Your task:
Repeat what the lines below say, word for word, and skip every image.
___ Data entries ___
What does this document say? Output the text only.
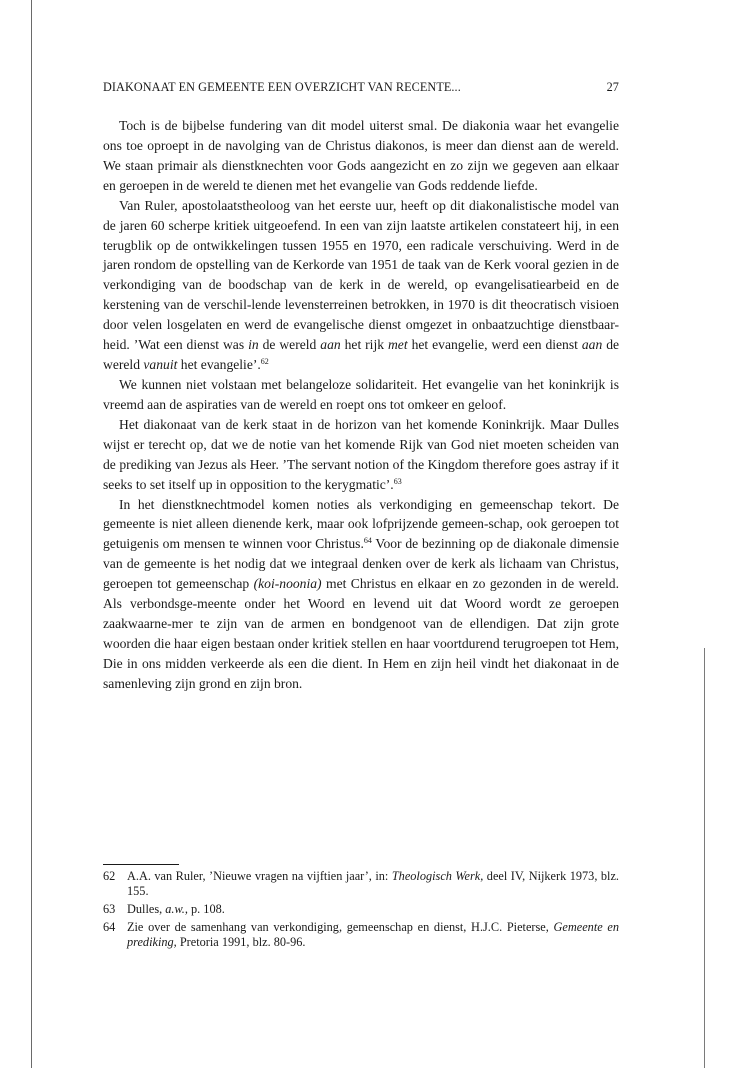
DIAKONAAT EN GEMEENTE EEN OVERZICHT VAN RECENTE...	27

Toch is de bijbelse fundering van dit model uiterst smal. De diakonia waar het evangelie ons toe oproept in de navolging van de Christus diakonos, is meer dan dienst aan de wereld. We staan primair als dienstknechten voor Gods aangezicht en zo zijn we gegeven aan elkaar en geroepen in de wereld te dienen met het evangelie van Gods reddende liefde.

Van Ruler, apostolaatstheoloog van het eerste uur, heeft op dit diakonalistische model van de jaren 60 scherpe kritiek uitgeoefend. In een van zijn laatste artikelen constateert hij, in een terugblik op de ontwikkelingen tussen 1955 en 1970, een radicale verschuiving. Werd in de jaren rondom de opstelling van de Kerkorde van 1951 de taak van de Kerk vooral gezien in de verkondiging van de boodschap van de kerk in de wereld, op evangelisatiearbeid en de kerstening van de verschil-lende levensterreinen betrokken, in 1970 is dit theocratisch visioen door velen losgelaten en werd de evangelische dienst omgezet in onbaatzuchtige dienstbaar-heid. ’Wat een dienst was in de wereld aan het rijk met het evangelie, werd een dienst aan de wereld vanuit het evangelie’.$^{62}$

We kunnen niet volstaan met belangeloze solidariteit. Het evangelie van het koninkrijk is vreemd aan de aspiraties van de wereld en roept ons tot omkeer en geloof.

Het diakonaat van de kerk staat in de horizon van het komende Koninkrijk. Maar Dulles wijst er terecht op, dat we de notie van het komende Rijk van God niet moeten scheiden van de prediking van Jezus als Heer. ’The servant notion of the Kingdom therefore goes astray if it seeks to set itself up in opposition to the kerygmatic’.$^{63}$

In het dienstknechtmodel komen noties als verkondiging en gemeenschap tekort. De gemeente is niet alleen dienende kerk, maar ook lofprijzende gemeen-schap, ook geroepen tot getuigenis om mensen te winnen voor Christus.$^{64}$ Voor de bezinning op de diakonale dimensie van de gemeente is het nodig dat we integraal denken over de kerk als lichaam van Christus, geroepen tot gemeenschap (koi-noonia) met Christus en elkaar en zo gezonden in de wereld. Als verbondsge-meente onder het Woord en levend uit dat Woord wordt ze geroepen zaakwaarne-mer te zijn van de armen en bondgenoot van de ellendigen. Dat zijn grote woorden die haar eigen bestaan onder kritiek stellen en haar voortdurend terugroepen tot Hem, Die in ons midden verkeerde als een die dient. In Hem en zijn heil vindt het diakonaat in de samenleving zijn grond en zijn bron.

62 A.A. van Ruler, ’Nieuwe vragen na vijftien jaar’, in: Theologisch Werk, deel IV, Nijkerk 1973, blz. 155.
63 Dulles, a.w., p. 108.
64 Zie over de samenhang van verkondiging, gemeenschap en dienst, H.J.C. Pieterse, Gemeente en prediking, Pretoria 1991, blz. 80-96.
___
Problem solution:
What does this document say? Output the text only.
DIAKONAAT EN GEMEENTE EEN OVERZICHT VAN RECENTE...	27

Toch is de bijbelse fundering van dit model uiterst smal. De diakonia waar het evangelie ons toe oproept in de navolging van de Christus diakonos, is meer dan dienst aan de wereld. We staan primair als dienstknechten voor Gods aangezicht en zo zijn we gegeven aan elkaar en geroepen in de wereld te dienen met het evangelie van Gods reddende liefde.

Van Ruler, apostolaatstheoloog van het eerste uur, heeft op dit diakonalistische model van de jaren 60 scherpe kritiek uitgeoefend. In een van zijn laatste artikelen constateert hij, in een terugblik op de ontwikkelingen tussen 1955 en 1970, een radicale verschuiving. Werd in de jaren rondom de opstelling van de Kerkorde van 1951 de taak van de Kerk vooral gezien in de verkondiging van de boodschap van de kerk in de wereld, op evangelisatiearbeid en de kerstening van de verschil-lende levensterreinen betrokken, in 1970 is dit theocratisch visioen door velen losgelaten en werd de evangelische dienst omgezet in onbaatzuchtige dienstbaar-heid. ’Wat een dienst was in de wereld aan het rijk met het evangelie, werd een dienst aan de wereld vanuit het evangelie’.$^{62}$

We kunnen niet volstaan met belangeloze solidariteit. Het evangelie van het koninkrijk is vreemd aan de aspiraties van de wereld en roept ons tot omkeer en geloof.

Het diakonaat van de kerk staat in de horizon van het komende Koninkrijk. Maar Dulles wijst er terecht op, dat we de notie van het komende Rijk van God niet moeten scheiden van de prediking van Jezus als Heer. ’The servant notion of the Kingdom therefore goes astray if it seeks to set itself up in opposition to the kerygmatic’.$^{63}$

In het dienstknechtmodel komen noties als verkondiging en gemeenschap tekort. De gemeente is niet alleen dienende kerk, maar ook lofprijzende gemeen-schap, ook geroepen tot getuigenis om mensen te winnen voor Christus.$^{64}$ Voor de bezinning op de diakonale dimensie van de gemeente is het nodig dat we integraal denken over de kerk als lichaam van Christus, geroepen tot gemeenschap (koi-noonia) met Christus en elkaar en zo gezonden in de wereld. Als verbondsge-meente onder het Woord en levend uit dat Woord wordt ze geroepen zaakwaarne-mer te zijn van de armen en bondgenoot van de ellendigen. Dat zijn grote woorden die haar eigen bestaan onder kritiek stellen en haar voortdurend terugroepen tot Hem, Die in ons midden verkeerde als een die dient. In Hem en zijn heil vindt het diakonaat in de samenleving zijn grond en zijn bron.

62 A.A. van Ruler, ’Nieuwe vragen na vijftien jaar’, in: Theologisch Werk, deel IV, Nijkerk 1973, blz. 155.
63 Dulles, a.w., p. 108.
64 Zie over de samenhang van verkondiging, gemeenschap en dienst, H.J.C. Pieterse, Gemeente en prediking, Pretoria 1991, blz. 80-96.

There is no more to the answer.